▶ **EXERCISE INSTRUCTIONS**
Pick out each line containing the string "There".

· · · ·

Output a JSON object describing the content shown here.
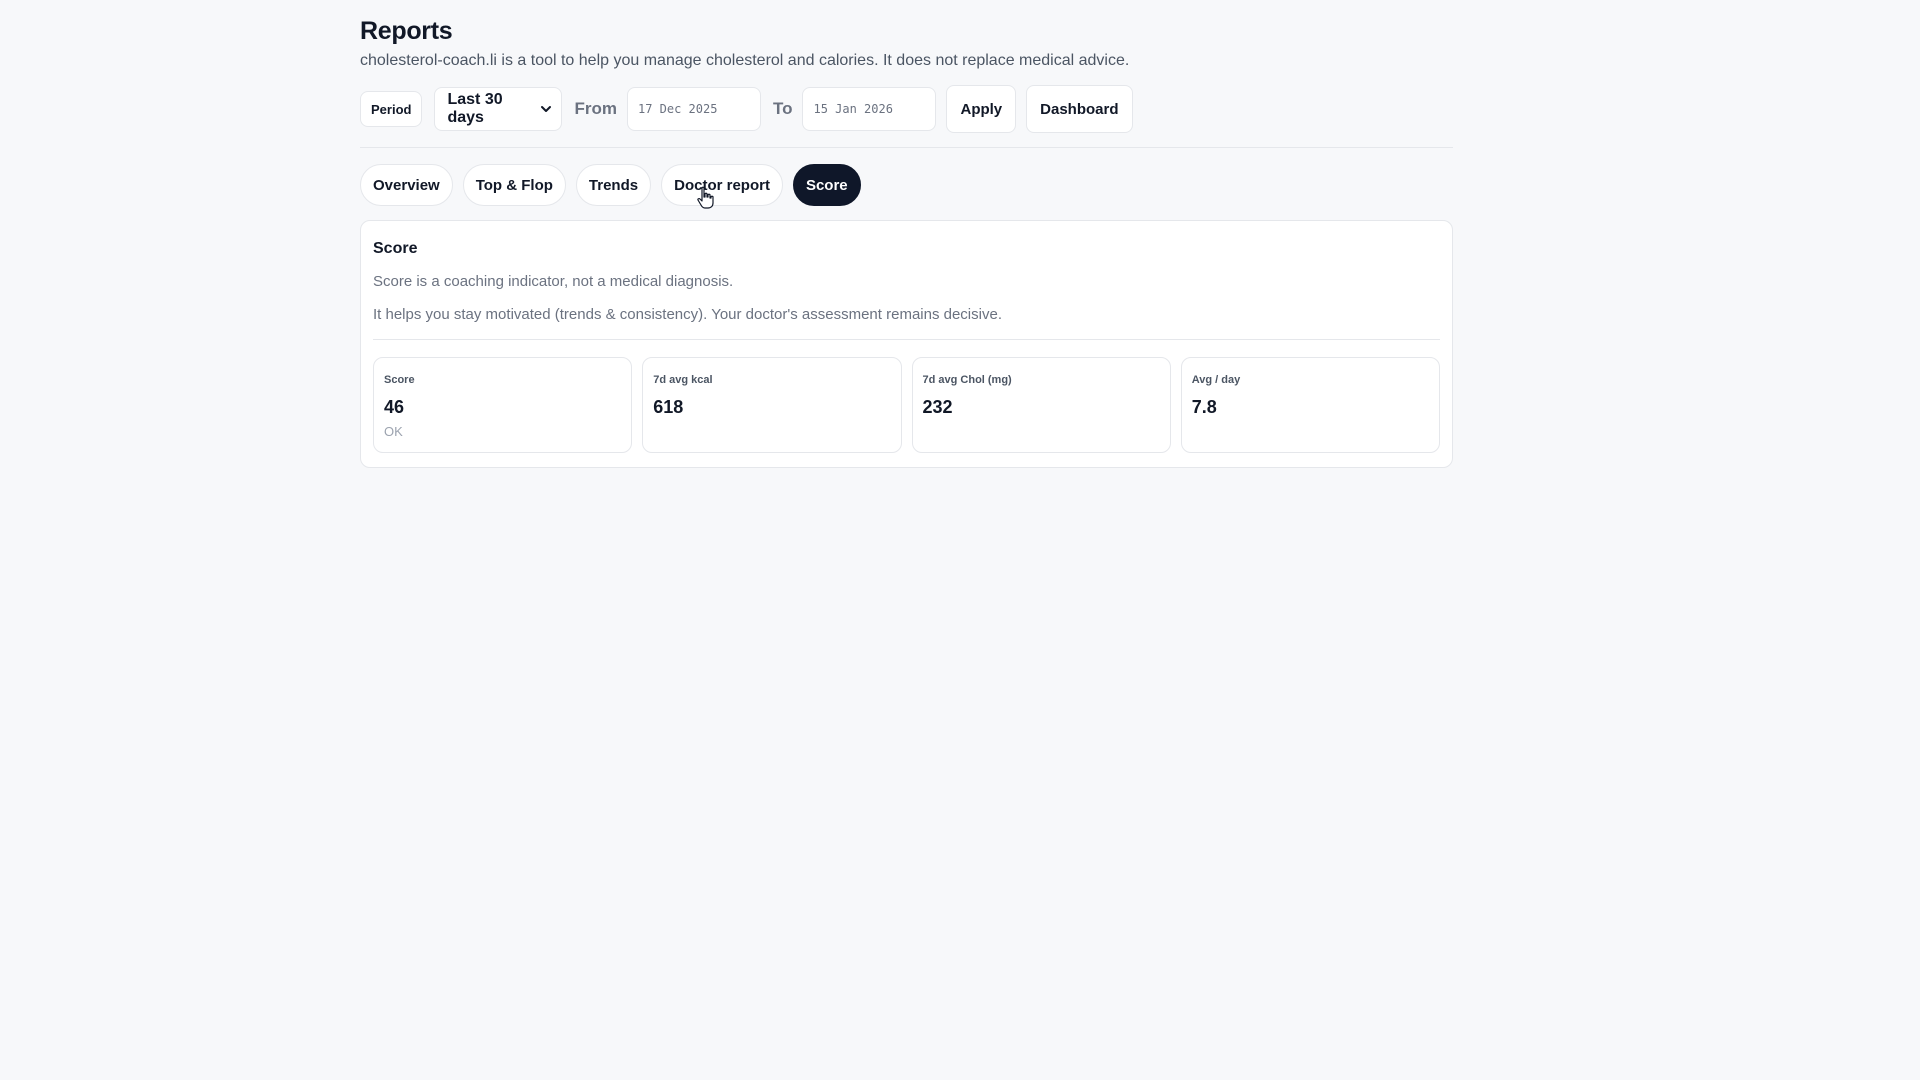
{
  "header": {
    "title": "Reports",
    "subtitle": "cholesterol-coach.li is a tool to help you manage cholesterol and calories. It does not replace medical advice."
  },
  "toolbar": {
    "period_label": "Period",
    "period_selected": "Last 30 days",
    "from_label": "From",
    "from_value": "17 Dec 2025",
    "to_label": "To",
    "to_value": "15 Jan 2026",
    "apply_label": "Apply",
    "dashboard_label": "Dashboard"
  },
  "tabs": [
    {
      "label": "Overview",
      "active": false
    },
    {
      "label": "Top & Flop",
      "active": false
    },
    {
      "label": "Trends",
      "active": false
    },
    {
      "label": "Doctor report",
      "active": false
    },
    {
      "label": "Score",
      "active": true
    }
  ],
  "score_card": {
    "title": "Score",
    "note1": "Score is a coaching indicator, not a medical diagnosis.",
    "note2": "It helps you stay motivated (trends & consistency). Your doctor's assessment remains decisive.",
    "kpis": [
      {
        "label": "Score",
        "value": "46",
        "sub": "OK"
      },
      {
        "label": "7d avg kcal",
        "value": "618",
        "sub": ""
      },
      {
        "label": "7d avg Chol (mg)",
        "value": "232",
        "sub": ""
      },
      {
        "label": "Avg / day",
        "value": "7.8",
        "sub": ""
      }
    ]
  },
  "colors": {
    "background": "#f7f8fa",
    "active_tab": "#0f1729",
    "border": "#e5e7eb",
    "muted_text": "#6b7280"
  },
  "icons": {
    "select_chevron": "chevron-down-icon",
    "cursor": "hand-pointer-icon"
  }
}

· · · ·

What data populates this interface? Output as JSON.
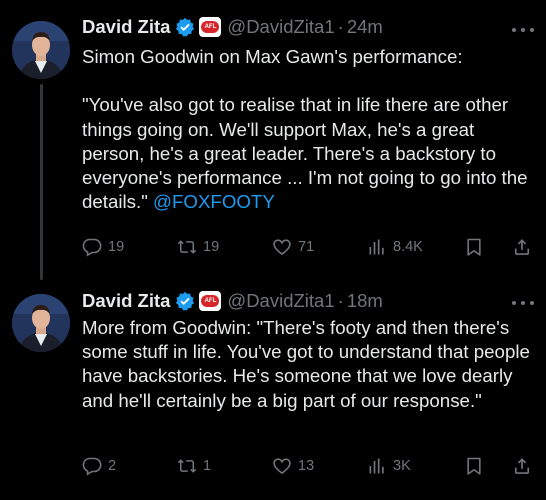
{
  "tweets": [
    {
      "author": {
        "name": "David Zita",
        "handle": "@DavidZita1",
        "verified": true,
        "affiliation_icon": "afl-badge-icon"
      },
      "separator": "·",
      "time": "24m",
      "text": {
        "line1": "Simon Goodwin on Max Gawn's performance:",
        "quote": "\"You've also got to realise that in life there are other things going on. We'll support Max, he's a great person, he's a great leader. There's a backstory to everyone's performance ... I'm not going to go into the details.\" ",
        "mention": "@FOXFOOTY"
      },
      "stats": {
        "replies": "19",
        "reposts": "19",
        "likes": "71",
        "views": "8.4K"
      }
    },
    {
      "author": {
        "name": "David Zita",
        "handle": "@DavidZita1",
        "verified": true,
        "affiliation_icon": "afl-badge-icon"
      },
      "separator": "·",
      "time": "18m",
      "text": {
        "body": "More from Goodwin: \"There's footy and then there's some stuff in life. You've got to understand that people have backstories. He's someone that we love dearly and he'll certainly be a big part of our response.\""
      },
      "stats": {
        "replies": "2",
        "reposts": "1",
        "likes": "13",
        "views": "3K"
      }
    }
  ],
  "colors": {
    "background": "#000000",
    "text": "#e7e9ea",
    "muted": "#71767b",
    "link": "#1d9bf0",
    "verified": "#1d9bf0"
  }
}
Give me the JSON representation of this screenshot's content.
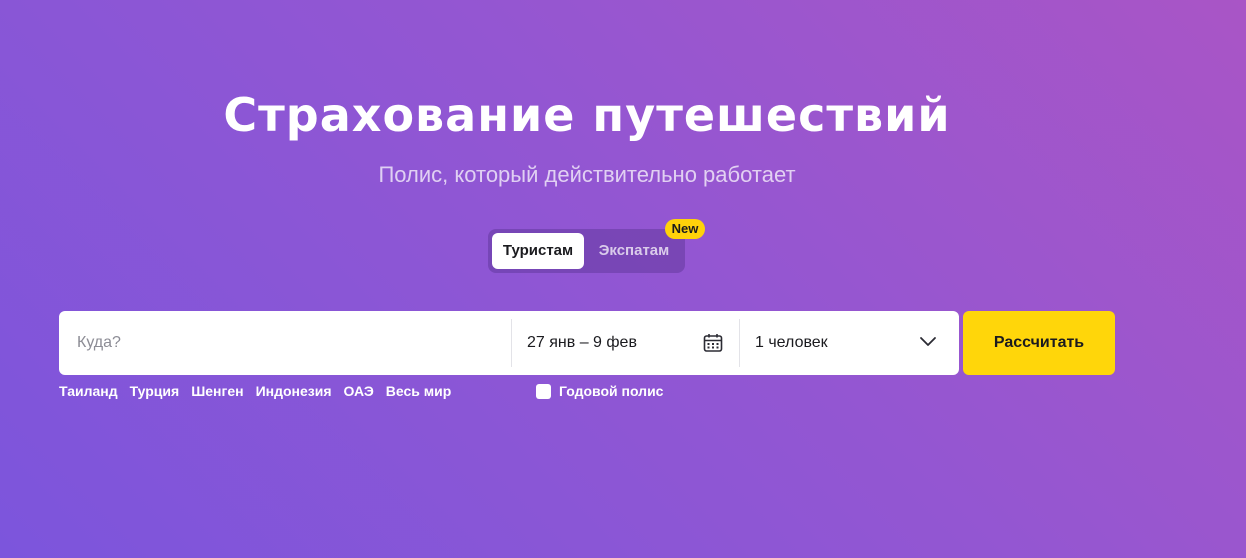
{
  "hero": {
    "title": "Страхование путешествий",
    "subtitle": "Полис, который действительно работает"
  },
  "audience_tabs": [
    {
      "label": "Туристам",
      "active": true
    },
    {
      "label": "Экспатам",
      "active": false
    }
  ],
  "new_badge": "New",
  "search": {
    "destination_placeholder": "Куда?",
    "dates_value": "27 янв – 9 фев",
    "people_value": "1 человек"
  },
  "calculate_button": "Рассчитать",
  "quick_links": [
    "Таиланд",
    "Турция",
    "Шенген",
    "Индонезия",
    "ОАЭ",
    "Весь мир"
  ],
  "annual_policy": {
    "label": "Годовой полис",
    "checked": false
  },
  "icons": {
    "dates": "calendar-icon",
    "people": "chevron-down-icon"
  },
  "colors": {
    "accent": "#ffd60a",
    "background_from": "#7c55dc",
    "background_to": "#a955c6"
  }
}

· · · ·

▶ **SOLUTION TO THIS PROBLEM**
        "quote": "\"You've also got to realise that in life there are other things going on. We'll support Max, he's a great person, he's a great leader. There's a backstory to everyone's performance ... I'm not going to go into the details.\" ",
        "body": "More from Goodwin: \"There's footy and then there's some stuff in life. You've got to understand that people have backstories. He's someone that we love dearly and he'll certainly be a big part of our response.\""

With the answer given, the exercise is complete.